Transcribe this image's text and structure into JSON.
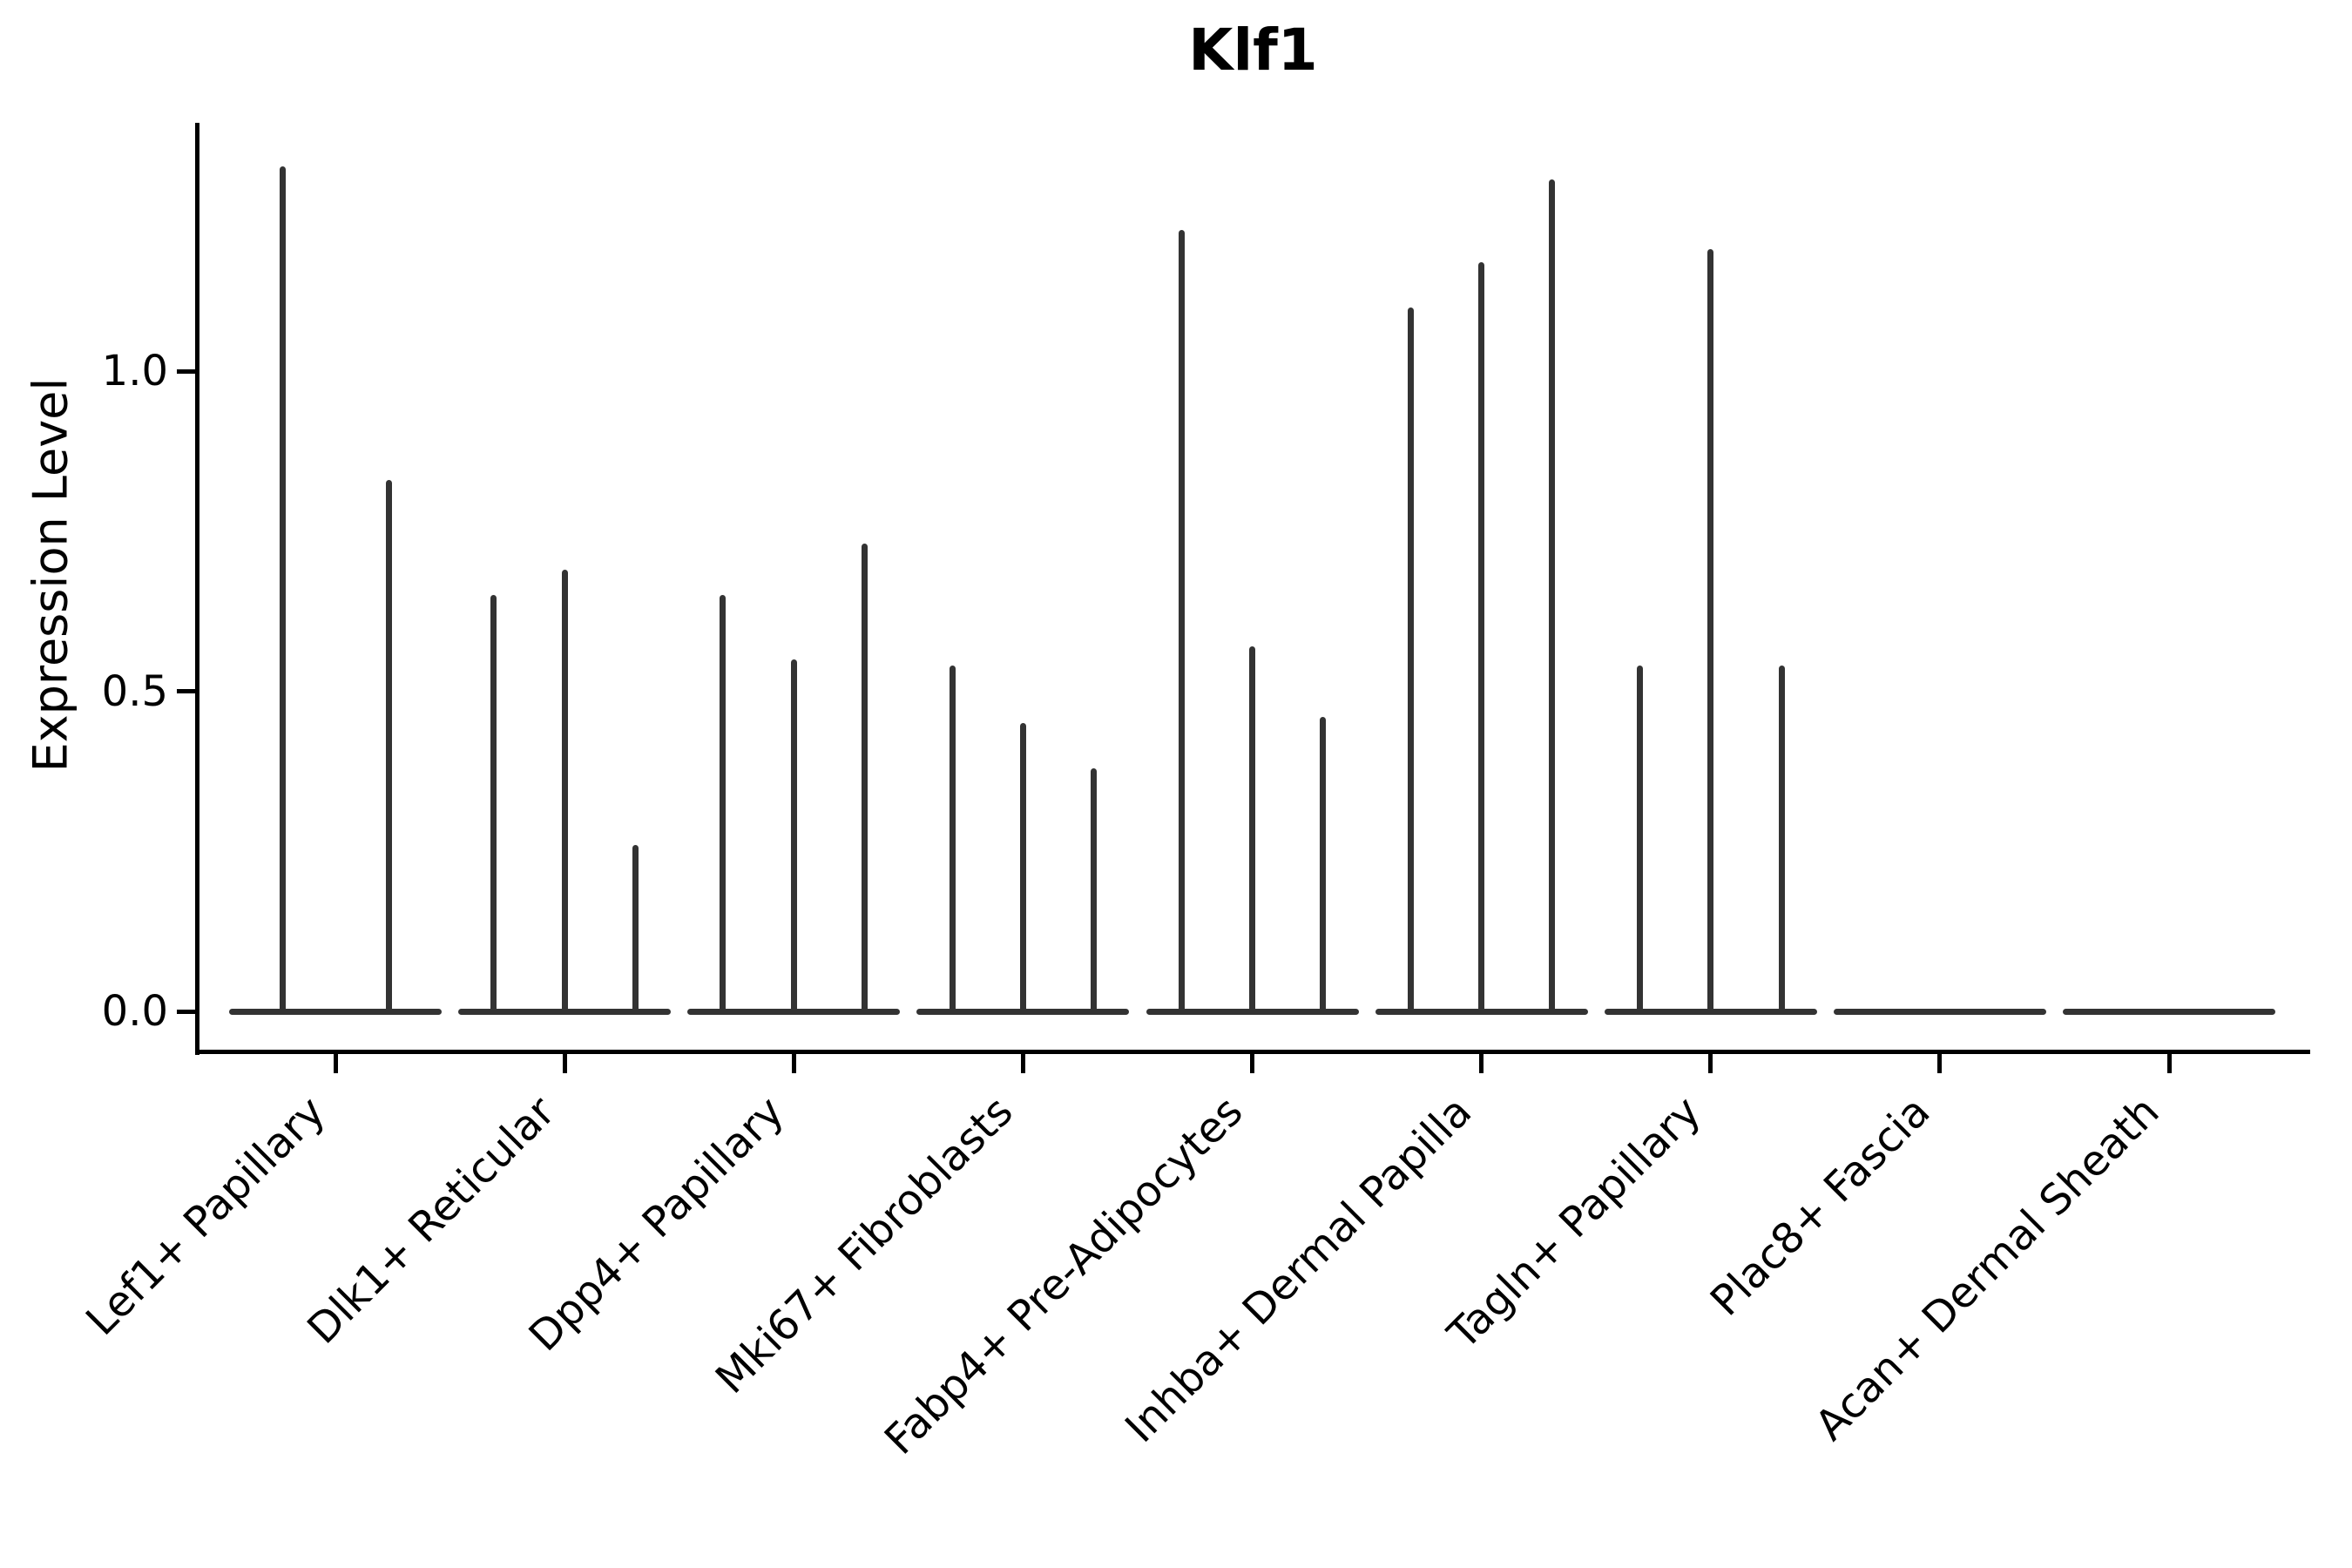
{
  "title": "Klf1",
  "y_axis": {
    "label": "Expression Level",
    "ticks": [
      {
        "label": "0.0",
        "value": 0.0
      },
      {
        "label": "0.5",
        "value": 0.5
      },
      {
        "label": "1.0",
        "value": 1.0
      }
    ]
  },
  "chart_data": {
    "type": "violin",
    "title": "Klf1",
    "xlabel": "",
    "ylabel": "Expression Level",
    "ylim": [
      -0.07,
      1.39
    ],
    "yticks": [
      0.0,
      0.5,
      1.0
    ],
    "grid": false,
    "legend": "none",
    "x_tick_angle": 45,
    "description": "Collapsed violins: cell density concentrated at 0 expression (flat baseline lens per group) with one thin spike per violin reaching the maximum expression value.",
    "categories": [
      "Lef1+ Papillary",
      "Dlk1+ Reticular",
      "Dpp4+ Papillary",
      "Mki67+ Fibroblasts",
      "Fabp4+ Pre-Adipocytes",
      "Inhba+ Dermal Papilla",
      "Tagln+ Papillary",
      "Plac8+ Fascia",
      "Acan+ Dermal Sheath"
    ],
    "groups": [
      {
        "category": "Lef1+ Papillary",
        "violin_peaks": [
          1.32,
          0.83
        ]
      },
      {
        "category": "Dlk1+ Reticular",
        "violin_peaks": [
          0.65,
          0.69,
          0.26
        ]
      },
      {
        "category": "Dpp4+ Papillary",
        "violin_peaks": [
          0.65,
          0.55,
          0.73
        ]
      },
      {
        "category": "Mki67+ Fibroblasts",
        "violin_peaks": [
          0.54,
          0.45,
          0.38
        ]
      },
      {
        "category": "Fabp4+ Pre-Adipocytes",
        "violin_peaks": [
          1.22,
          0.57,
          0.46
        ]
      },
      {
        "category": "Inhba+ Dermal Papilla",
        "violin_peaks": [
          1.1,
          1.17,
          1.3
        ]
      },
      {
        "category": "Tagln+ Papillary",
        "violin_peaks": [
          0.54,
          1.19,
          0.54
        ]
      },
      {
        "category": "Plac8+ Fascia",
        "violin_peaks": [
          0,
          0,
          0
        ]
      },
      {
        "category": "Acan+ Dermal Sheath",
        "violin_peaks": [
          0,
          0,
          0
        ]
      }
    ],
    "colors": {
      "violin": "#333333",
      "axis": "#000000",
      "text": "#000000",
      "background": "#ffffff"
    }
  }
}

EXERCISE —
Copy each line above containing the string "category".

FINAL RESULT —
        "category": "Lef1+ Papillary",
        "category": "Dlk1+ Reticular",
        "category": "Dpp4+ Papillary",
        "category": "Mki67+ Fibroblasts",
        "category": "Fabp4+ Pre-Adipocytes",
        "category": "Inhba+ Dermal Papilla",
        "category": "Tagln+ Papillary",
        "category": "Plac8+ Fascia",
        "category": "Acan+ Dermal Sheath",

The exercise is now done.